[start RECORDED INFORMATION]

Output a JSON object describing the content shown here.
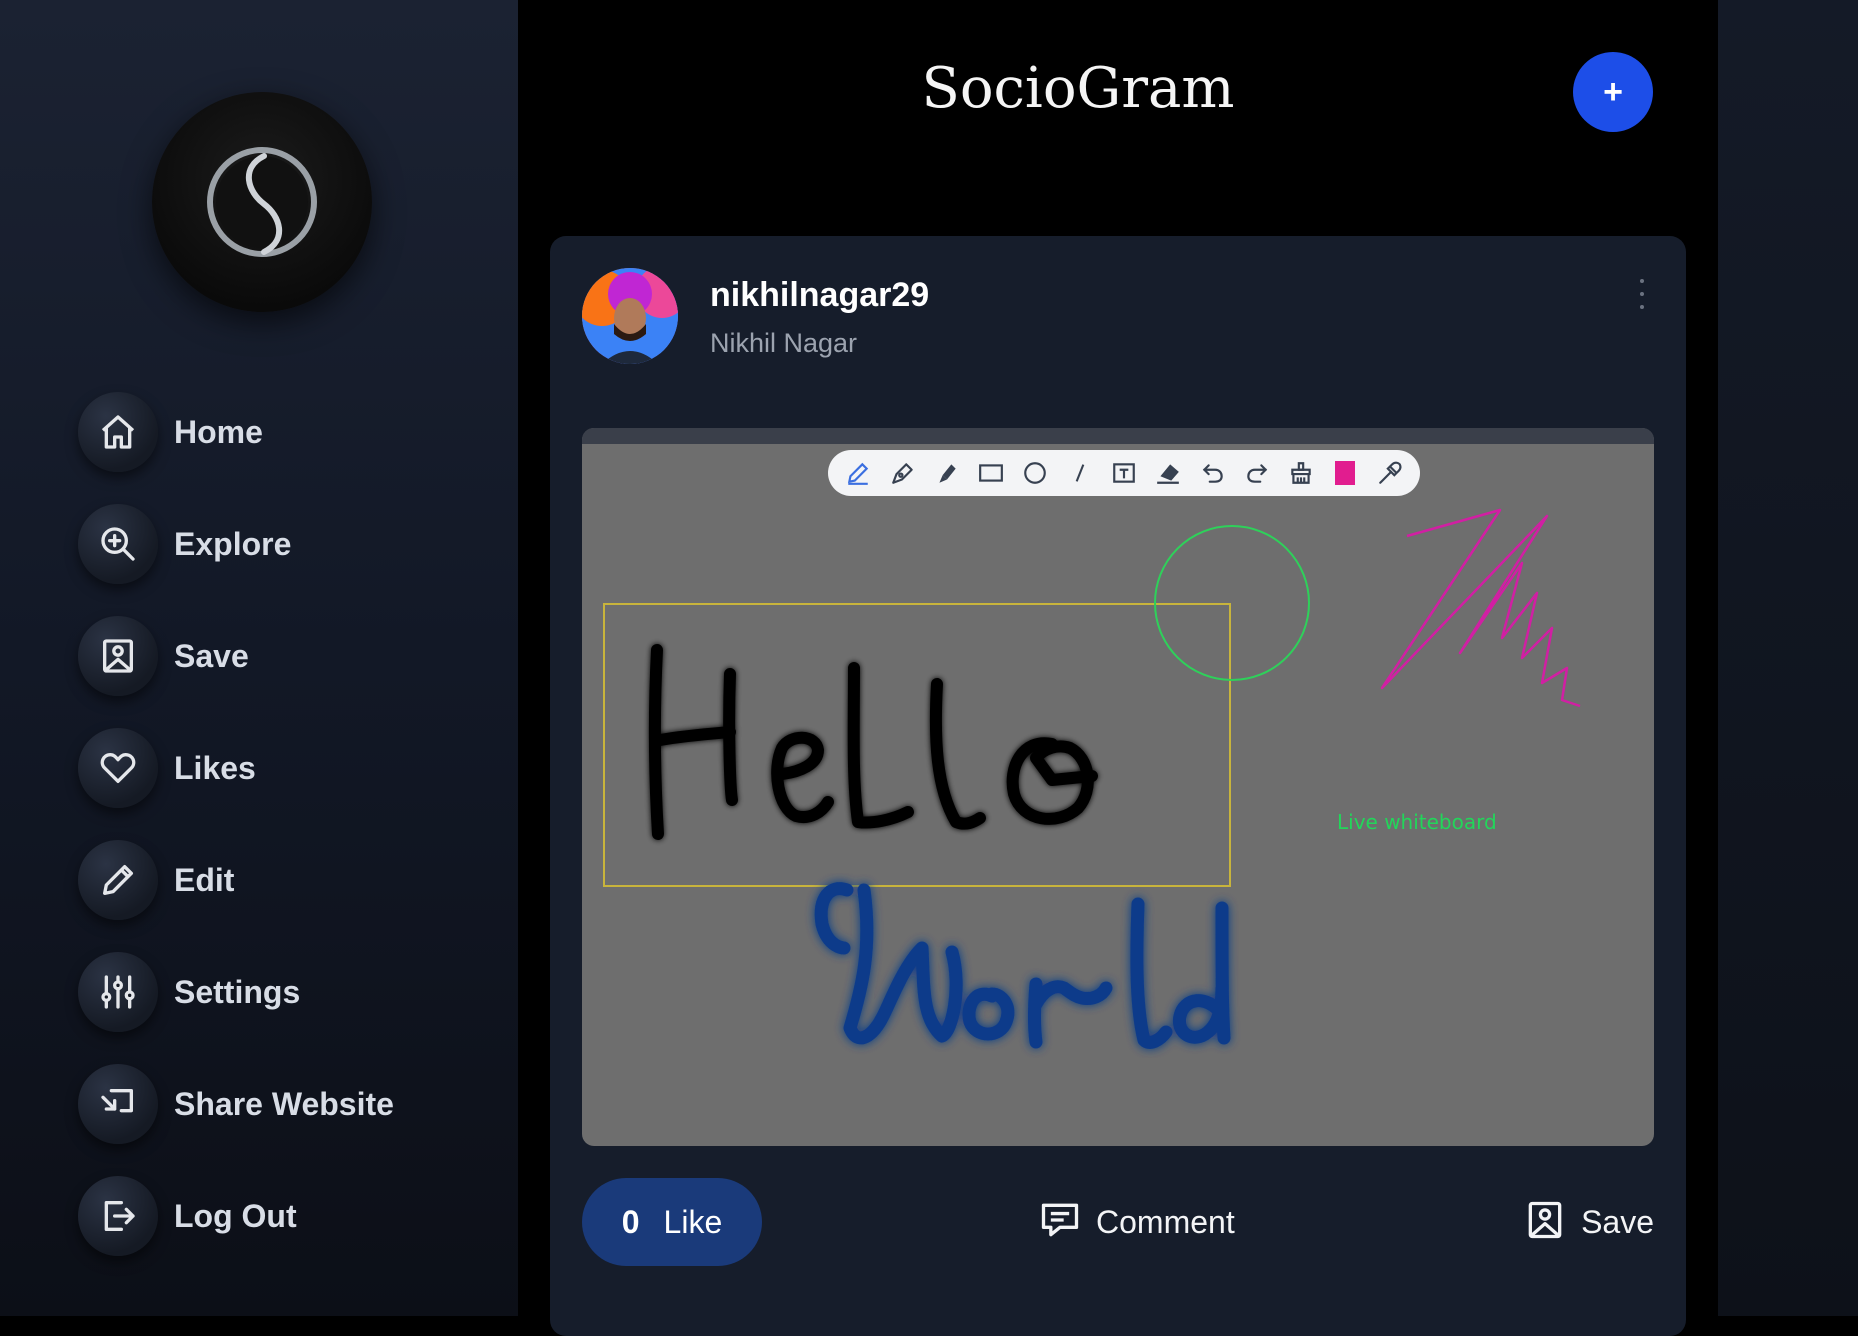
{
  "sidebar": {
    "items": [
      {
        "label": "Home",
        "icon": "home-icon"
      },
      {
        "label": "Explore",
        "icon": "zoom-in-icon"
      },
      {
        "label": "Save",
        "icon": "bookmark-icon"
      },
      {
        "label": "Likes",
        "icon": "heart-icon"
      },
      {
        "label": "Edit",
        "icon": "pencil-icon"
      },
      {
        "label": "Settings",
        "icon": "sliders-icon"
      },
      {
        "label": "Share Website",
        "icon": "share-icon"
      },
      {
        "label": "Log Out",
        "icon": "logout-icon"
      }
    ]
  },
  "header": {
    "title": "SocioGram",
    "add_label": "+"
  },
  "post": {
    "username": "nikhilnagar29",
    "full_name": "Nikhil Nagar",
    "whiteboard": {
      "tools": [
        "pencil-icon",
        "pen-icon",
        "highlighter-icon",
        "rectangle-icon",
        "circle-icon",
        "line-icon",
        "text-icon",
        "eraser-icon",
        "undo-icon",
        "redo-icon",
        "clear-icon",
        "color-swatch",
        "color-picker-icon"
      ],
      "selected_color": "#e11d8f",
      "live_label": "Live whiteboard"
    },
    "like_count": "0",
    "like_label": "Like",
    "comment_label": "Comment",
    "save_label": "Save"
  },
  "colors": {
    "accent": "#1d4ee8",
    "like_bg": "#1a3a7a"
  }
}
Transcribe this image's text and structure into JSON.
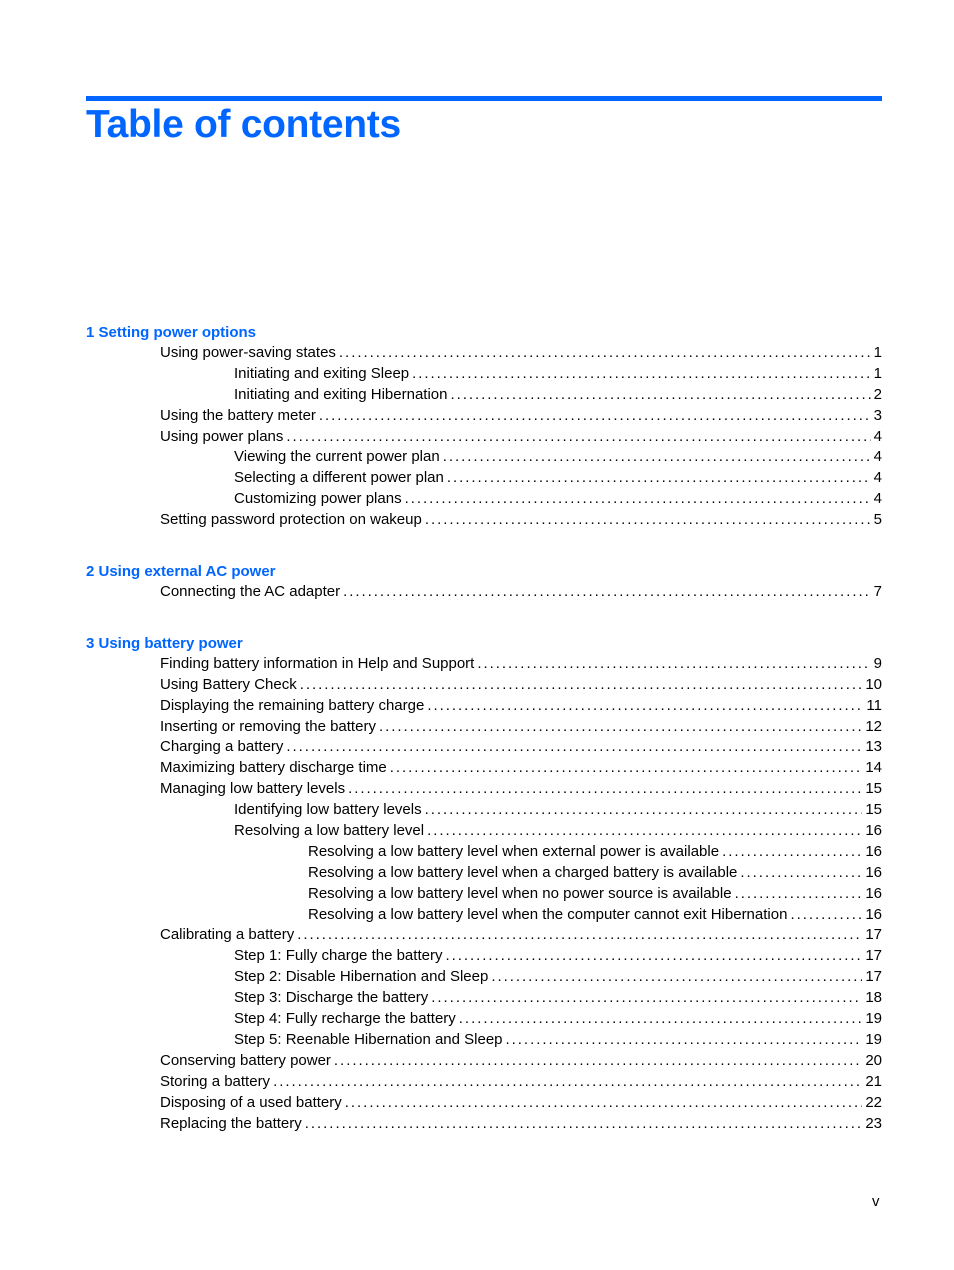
{
  "header": {
    "title": "Table of contents"
  },
  "chapters": [
    {
      "title": "1  Setting power options",
      "entries": [
        {
          "level": 1,
          "label": "Using power-saving states",
          "page": "1"
        },
        {
          "level": 2,
          "label": "Initiating and exiting Sleep",
          "page": "1"
        },
        {
          "level": 2,
          "label": "Initiating and exiting Hibernation",
          "page": "2"
        },
        {
          "level": 1,
          "label": "Using the battery meter",
          "page": "3"
        },
        {
          "level": 1,
          "label": "Using power plans",
          "page": "4"
        },
        {
          "level": 2,
          "label": "Viewing the current power plan",
          "page": "4"
        },
        {
          "level": 2,
          "label": "Selecting a different power plan",
          "page": "4"
        },
        {
          "level": 2,
          "label": "Customizing power plans",
          "page": "4"
        },
        {
          "level": 1,
          "label": "Setting password protection on wakeup",
          "page": "5"
        }
      ]
    },
    {
      "title": "2  Using external AC power",
      "entries": [
        {
          "level": 1,
          "label": "Connecting the AC adapter",
          "page": "7"
        }
      ]
    },
    {
      "title": "3  Using battery power",
      "entries": [
        {
          "level": 1,
          "label": "Finding battery information in Help and Support",
          "page": "9"
        },
        {
          "level": 1,
          "label": "Using Battery Check",
          "page": "10"
        },
        {
          "level": 1,
          "label": "Displaying the remaining battery charge",
          "page": "11"
        },
        {
          "level": 1,
          "label": "Inserting or removing the battery",
          "page": "12"
        },
        {
          "level": 1,
          "label": "Charging a battery",
          "page": "13"
        },
        {
          "level": 1,
          "label": "Maximizing battery discharge time",
          "page": "14"
        },
        {
          "level": 1,
          "label": "Managing low battery levels",
          "page": "15"
        },
        {
          "level": 2,
          "label": "Identifying low battery levels",
          "page": "15"
        },
        {
          "level": 2,
          "label": "Resolving a low battery level",
          "page": "16"
        },
        {
          "level": 3,
          "label": "Resolving a low battery level when external power is available",
          "page": "16"
        },
        {
          "level": 3,
          "label": "Resolving a low battery level when a charged battery is available",
          "page": "16"
        },
        {
          "level": 3,
          "label": "Resolving a low battery level when no power source is available",
          "page": "16"
        },
        {
          "level": 3,
          "label": "Resolving a low battery level when the computer cannot exit Hibernation",
          "page": "16"
        },
        {
          "level": 1,
          "label": "Calibrating a battery",
          "page": "17"
        },
        {
          "level": 2,
          "label": "Step 1: Fully charge the battery",
          "page": "17"
        },
        {
          "level": 2,
          "label": "Step 2: Disable Hibernation and Sleep",
          "page": "17"
        },
        {
          "level": 2,
          "label": "Step 3: Discharge the battery",
          "page": "18"
        },
        {
          "level": 2,
          "label": "Step 4: Fully recharge the battery",
          "page": "19"
        },
        {
          "level": 2,
          "label": "Step 5: Reenable Hibernation and Sleep",
          "page": "19"
        },
        {
          "level": 1,
          "label": "Conserving battery power",
          "page": "20"
        },
        {
          "level": 1,
          "label": "Storing a battery",
          "page": "21"
        },
        {
          "level": 1,
          "label": "Disposing of a used battery",
          "page": "22"
        },
        {
          "level": 1,
          "label": "Replacing the battery",
          "page": "23"
        }
      ]
    }
  ],
  "footer": {
    "page_number": "v"
  },
  "colors": {
    "accent": "#0066ff",
    "text": "#000000"
  }
}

[end RECORDED INFORMATION]

> **PROBLEM DETAILS**:
Without the pictures, restate all the entries above exactly.

> **RESULT OF THE TASK**:
Output a JSON object describing the content shown here.
{
  "sidebar": {
    "items": [
      {
        "label": "Home",
        "icon": "home-icon"
      },
      {
        "label": "Explore",
        "icon": "zoom-in-icon"
      },
      {
        "label": "Save",
        "icon": "bookmark-icon"
      },
      {
        "label": "Likes",
        "icon": "heart-icon"
      },
      {
        "label": "Edit",
        "icon": "pencil-icon"
      },
      {
        "label": "Settings",
        "icon": "sliders-icon"
      },
      {
        "label": "Share Website",
        "icon": "share-icon"
      },
      {
        "label": "Log Out",
        "icon": "logout-icon"
      }
    ]
  },
  "header": {
    "title": "SocioGram",
    "add_label": "+"
  },
  "post": {
    "username": "nikhilnagar29",
    "full_name": "Nikhil Nagar",
    "whiteboard": {
      "tools": [
        "pencil-icon",
        "pen-icon",
        "highlighter-icon",
        "rectangle-icon",
        "circle-icon",
        "line-icon",
        "text-icon",
        "eraser-icon",
        "undo-icon",
        "redo-icon",
        "clear-icon",
        "color-swatch",
        "color-picker-icon"
      ],
      "selected_color": "#e11d8f",
      "live_label": "Live whiteboard"
    },
    "like_count": "0",
    "like_label": "Like",
    "comment_label": "Comment",
    "save_label": "Save"
  },
  "colors": {
    "accent": "#1d4ee8",
    "like_bg": "#1a3a7a"
  }
}
Transcribe this image's text and structure into JSON.
{
  "header": {
    "title": "Table of contents"
  },
  "chapters": [
    {
      "title": "1  Setting power options",
      "entries": [
        {
          "level": 1,
          "label": "Using power-saving states",
          "page": "1"
        },
        {
          "level": 2,
          "label": "Initiating and exiting Sleep",
          "page": "1"
        },
        {
          "level": 2,
          "label": "Initiating and exiting Hibernation",
          "page": "2"
        },
        {
          "level": 1,
          "label": "Using the battery meter",
          "page": "3"
        },
        {
          "level": 1,
          "label": "Using power plans",
          "page": "4"
        },
        {
          "level": 2,
          "label": "Viewing the current power plan",
          "page": "4"
        },
        {
          "level": 2,
          "label": "Selecting a different power plan",
          "page": "4"
        },
        {
          "level": 2,
          "label": "Customizing power plans",
          "page": "4"
        },
        {
          "level": 1,
          "label": "Setting password protection on wakeup",
          "page": "5"
        }
      ]
    },
    {
      "title": "2  Using external AC power",
      "entries": [
        {
          "level": 1,
          "label": "Connecting the AC adapter",
          "page": "7"
        }
      ]
    },
    {
      "title": "3  Using battery power",
      "entries": [
        {
          "level": 1,
          "label": "Finding battery information in Help and Support",
          "page": "9"
        },
        {
          "level": 1,
          "label": "Using Battery Check",
          "page": "10"
        },
        {
          "level": 1,
          "label": "Displaying the remaining battery charge",
          "page": "11"
        },
        {
          "level": 1,
          "label": "Inserting or removing the battery",
          "page": "12"
        },
        {
          "level": 1,
          "label": "Charging a battery",
          "page": "13"
        },
        {
          "level": 1,
          "label": "Maximizing battery discharge time",
          "page": "14"
        },
        {
          "level": 1,
          "label": "Managing low battery levels",
          "page": "15"
        },
        {
          "level": 2,
          "label": "Identifying low battery levels",
          "page": "15"
        },
        {
          "level": 2,
          "label": "Resolving a low battery level",
          "page": "16"
        },
        {
          "level": 3,
          "label": "Resolving a low battery level when external power is available",
          "page": "16"
        },
        {
          "level": 3,
          "label": "Resolving a low battery level when a charged battery is available",
          "page": "16"
        },
        {
          "level": 3,
          "label": "Resolving a low battery level when no power source is available",
          "page": "16"
        },
        {
          "level": 3,
          "label": "Resolving a low battery level when the computer cannot exit Hibernation",
          "page": "16"
        },
        {
          "level": 1,
          "label": "Calibrating a battery",
          "page": "17"
        },
        {
          "level": 2,
          "label": "Step 1: Fully charge the battery",
          "page": "17"
        },
        {
          "level": 2,
          "label": "Step 2: Disable Hibernation and Sleep",
          "page": "17"
        },
        {
          "level": 2,
          "label": "Step 3: Discharge the battery",
          "page": "18"
        },
        {
          "level": 2,
          "label": "Step 4: Fully recharge the battery",
          "page": "19"
        },
        {
          "level": 2,
          "label": "Step 5: Reenable Hibernation and Sleep",
          "page": "19"
        },
        {
          "level": 1,
          "label": "Conserving battery power",
          "page": "20"
        },
        {
          "level": 1,
          "label": "Storing a battery",
          "page": "21"
        },
        {
          "level": 1,
          "label": "Disposing of a used battery",
          "page": "22"
        },
        {
          "level": 1,
          "label": "Replacing the battery",
          "page": "23"
        }
      ]
    }
  ],
  "footer": {
    "page_number": "v"
  },
  "colors": {
    "accent": "#0066ff",
    "text": "#000000"
  }
}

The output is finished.